[Spatial layout entries]

# # #

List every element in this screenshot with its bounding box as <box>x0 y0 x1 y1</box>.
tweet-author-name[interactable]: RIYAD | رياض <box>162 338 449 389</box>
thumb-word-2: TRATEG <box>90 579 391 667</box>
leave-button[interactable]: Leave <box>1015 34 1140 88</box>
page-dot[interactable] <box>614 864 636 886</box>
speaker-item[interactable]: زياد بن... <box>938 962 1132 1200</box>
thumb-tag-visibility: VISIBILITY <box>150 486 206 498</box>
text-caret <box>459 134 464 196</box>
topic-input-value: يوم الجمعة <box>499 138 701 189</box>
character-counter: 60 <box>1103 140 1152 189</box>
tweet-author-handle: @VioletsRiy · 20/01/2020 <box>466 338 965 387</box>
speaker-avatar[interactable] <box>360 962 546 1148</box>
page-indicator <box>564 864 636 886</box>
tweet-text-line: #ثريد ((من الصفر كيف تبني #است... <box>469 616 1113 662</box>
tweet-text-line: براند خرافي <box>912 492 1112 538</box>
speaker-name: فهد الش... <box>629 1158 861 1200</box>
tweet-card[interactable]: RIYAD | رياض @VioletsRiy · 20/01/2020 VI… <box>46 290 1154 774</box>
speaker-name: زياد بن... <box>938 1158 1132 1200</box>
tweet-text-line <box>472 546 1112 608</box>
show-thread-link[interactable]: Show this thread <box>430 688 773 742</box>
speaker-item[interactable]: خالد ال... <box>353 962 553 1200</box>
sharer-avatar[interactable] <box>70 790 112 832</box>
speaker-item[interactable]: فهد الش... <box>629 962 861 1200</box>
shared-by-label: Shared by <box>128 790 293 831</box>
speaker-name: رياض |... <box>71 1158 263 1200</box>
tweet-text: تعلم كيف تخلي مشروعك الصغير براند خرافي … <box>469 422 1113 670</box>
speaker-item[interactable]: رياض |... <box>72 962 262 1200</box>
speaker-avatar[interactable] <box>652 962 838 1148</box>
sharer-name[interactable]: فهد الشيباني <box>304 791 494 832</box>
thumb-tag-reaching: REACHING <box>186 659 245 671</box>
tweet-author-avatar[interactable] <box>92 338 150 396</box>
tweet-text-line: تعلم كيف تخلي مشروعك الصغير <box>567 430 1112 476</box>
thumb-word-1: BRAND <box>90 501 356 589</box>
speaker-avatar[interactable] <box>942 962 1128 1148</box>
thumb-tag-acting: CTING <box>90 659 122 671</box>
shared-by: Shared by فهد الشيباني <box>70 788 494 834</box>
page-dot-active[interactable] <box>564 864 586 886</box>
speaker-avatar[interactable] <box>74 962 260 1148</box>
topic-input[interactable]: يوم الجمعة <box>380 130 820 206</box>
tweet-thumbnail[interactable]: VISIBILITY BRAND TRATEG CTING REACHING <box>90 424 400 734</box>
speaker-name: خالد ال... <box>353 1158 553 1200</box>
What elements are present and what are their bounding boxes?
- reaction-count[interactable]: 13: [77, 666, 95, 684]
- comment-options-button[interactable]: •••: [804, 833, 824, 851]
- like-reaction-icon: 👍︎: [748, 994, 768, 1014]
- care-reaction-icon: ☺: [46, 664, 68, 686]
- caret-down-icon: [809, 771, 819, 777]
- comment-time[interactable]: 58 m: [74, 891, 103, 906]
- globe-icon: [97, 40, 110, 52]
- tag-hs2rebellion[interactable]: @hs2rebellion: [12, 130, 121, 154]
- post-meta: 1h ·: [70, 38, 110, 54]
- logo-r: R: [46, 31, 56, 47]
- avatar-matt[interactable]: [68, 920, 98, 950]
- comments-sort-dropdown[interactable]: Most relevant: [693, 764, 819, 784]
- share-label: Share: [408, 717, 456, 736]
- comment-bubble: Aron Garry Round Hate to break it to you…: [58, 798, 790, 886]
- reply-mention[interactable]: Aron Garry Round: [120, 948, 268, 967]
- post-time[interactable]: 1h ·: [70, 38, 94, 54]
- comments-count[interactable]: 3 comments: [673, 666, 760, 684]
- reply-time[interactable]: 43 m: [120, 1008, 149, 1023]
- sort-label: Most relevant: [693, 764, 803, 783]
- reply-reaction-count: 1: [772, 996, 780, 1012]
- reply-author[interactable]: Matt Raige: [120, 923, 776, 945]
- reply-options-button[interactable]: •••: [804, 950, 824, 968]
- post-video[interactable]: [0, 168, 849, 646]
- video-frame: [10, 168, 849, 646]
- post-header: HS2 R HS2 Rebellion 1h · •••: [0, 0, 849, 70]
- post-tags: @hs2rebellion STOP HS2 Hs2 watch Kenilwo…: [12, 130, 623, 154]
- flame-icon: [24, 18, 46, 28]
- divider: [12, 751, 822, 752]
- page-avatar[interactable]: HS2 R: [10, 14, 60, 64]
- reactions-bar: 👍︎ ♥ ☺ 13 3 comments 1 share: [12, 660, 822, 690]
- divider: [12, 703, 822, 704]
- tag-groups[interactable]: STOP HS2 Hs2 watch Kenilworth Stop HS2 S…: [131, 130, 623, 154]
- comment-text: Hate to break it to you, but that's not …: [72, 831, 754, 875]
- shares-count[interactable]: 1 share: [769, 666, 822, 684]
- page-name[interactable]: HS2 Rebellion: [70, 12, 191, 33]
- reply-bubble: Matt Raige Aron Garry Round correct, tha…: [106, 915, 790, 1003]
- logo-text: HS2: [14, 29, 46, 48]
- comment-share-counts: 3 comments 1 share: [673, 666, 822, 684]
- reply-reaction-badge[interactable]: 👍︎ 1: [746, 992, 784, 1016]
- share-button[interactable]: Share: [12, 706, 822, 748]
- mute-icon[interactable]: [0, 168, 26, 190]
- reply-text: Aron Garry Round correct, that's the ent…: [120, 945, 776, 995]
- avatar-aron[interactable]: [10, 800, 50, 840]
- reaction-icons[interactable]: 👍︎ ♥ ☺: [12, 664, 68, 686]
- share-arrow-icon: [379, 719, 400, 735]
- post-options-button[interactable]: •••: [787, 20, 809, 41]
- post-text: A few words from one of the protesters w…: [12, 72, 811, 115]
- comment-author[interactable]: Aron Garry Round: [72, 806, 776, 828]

# # #

#### Work to complete:
Count the lines in the data above that include the string "bubble", and reply with the number alone.

#### Exercise response:
2